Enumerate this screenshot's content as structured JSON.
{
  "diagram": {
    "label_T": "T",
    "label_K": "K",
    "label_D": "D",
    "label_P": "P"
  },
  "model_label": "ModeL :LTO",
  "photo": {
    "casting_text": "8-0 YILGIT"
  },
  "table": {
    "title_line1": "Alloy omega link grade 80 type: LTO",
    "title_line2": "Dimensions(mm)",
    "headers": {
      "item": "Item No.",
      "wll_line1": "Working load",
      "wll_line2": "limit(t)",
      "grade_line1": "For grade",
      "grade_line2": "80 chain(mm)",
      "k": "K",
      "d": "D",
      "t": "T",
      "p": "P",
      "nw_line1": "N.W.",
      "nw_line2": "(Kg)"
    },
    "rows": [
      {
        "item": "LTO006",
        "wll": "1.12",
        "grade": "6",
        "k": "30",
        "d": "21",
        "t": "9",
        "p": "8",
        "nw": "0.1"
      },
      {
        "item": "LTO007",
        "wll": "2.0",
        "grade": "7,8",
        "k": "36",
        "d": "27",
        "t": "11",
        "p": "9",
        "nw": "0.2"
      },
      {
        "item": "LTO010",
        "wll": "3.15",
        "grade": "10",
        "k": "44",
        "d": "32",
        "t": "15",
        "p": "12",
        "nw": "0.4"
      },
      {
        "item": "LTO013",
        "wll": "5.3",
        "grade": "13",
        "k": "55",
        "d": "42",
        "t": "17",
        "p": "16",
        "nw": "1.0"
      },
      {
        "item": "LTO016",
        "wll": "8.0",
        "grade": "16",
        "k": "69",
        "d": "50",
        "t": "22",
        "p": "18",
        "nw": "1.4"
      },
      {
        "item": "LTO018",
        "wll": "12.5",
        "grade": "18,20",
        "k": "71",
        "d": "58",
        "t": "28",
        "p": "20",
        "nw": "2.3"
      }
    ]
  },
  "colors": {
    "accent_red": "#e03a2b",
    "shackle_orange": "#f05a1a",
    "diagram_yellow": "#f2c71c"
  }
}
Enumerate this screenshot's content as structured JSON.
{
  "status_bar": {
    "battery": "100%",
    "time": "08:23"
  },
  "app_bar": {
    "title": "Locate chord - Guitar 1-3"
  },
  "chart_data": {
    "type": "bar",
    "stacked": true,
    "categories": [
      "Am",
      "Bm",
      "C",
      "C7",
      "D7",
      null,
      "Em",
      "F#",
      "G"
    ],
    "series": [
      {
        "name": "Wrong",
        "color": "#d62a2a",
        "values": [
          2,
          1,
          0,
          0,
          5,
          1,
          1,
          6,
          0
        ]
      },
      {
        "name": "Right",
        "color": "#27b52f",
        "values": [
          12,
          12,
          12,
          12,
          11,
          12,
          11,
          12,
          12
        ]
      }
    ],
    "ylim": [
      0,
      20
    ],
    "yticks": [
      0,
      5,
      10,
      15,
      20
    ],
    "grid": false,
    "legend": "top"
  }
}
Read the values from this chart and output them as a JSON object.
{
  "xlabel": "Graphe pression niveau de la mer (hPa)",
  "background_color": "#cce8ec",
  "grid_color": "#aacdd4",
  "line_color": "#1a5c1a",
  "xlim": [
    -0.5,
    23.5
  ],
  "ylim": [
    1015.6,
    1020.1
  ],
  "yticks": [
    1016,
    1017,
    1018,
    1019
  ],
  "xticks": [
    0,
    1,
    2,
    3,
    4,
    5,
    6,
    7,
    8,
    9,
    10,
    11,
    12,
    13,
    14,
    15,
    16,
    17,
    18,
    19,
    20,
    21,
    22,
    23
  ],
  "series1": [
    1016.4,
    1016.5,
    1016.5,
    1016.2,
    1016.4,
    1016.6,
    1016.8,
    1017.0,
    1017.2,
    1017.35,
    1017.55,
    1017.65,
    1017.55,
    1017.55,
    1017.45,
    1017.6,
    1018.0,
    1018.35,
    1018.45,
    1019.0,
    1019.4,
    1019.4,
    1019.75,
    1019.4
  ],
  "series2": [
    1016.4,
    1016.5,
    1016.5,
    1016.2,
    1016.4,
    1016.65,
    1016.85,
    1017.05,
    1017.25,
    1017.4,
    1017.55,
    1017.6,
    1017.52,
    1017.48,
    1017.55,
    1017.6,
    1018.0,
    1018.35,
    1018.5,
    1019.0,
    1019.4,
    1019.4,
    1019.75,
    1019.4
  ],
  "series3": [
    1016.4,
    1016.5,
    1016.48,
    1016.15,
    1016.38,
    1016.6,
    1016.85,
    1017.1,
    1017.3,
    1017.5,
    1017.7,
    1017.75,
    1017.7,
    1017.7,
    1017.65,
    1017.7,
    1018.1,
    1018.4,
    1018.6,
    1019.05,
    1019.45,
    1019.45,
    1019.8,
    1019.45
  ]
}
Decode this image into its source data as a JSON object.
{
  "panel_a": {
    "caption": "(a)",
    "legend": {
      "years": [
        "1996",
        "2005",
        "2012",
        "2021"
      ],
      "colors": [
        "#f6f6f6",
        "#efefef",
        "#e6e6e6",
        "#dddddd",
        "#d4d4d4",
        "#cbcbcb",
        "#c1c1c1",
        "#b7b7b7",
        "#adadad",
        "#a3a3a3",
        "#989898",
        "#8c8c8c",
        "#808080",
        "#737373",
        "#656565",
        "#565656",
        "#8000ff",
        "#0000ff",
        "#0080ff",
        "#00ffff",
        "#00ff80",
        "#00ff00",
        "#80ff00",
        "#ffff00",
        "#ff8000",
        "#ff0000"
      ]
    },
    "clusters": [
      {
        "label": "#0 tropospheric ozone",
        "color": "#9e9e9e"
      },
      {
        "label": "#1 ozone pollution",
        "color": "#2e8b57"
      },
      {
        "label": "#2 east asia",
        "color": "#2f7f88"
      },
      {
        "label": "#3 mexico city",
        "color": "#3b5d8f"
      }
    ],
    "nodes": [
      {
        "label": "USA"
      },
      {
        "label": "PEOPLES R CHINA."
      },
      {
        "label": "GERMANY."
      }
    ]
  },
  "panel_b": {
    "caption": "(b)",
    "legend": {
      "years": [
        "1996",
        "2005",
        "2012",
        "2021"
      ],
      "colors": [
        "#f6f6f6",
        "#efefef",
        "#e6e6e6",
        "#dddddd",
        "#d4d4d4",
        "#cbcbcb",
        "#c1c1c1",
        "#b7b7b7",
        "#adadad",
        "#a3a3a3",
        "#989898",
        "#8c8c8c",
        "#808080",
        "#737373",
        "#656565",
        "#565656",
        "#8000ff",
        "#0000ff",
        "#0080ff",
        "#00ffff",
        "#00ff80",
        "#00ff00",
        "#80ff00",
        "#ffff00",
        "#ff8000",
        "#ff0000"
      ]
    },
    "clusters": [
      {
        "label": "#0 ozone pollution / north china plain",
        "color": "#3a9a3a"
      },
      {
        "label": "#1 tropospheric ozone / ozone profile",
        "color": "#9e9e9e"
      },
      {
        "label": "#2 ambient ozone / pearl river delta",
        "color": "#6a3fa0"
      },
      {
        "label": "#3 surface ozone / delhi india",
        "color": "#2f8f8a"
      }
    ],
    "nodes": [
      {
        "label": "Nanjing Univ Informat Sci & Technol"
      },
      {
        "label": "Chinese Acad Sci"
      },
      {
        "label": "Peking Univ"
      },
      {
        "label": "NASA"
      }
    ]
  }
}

+++

(GIVEN PROBLEM): Lines from the records above that hold "Univ" are the ones to list.

(CORRECT ANSWER):
        "label": "Nanjing Univ Informat Sci & Technol"
        "label": "Peking Univ"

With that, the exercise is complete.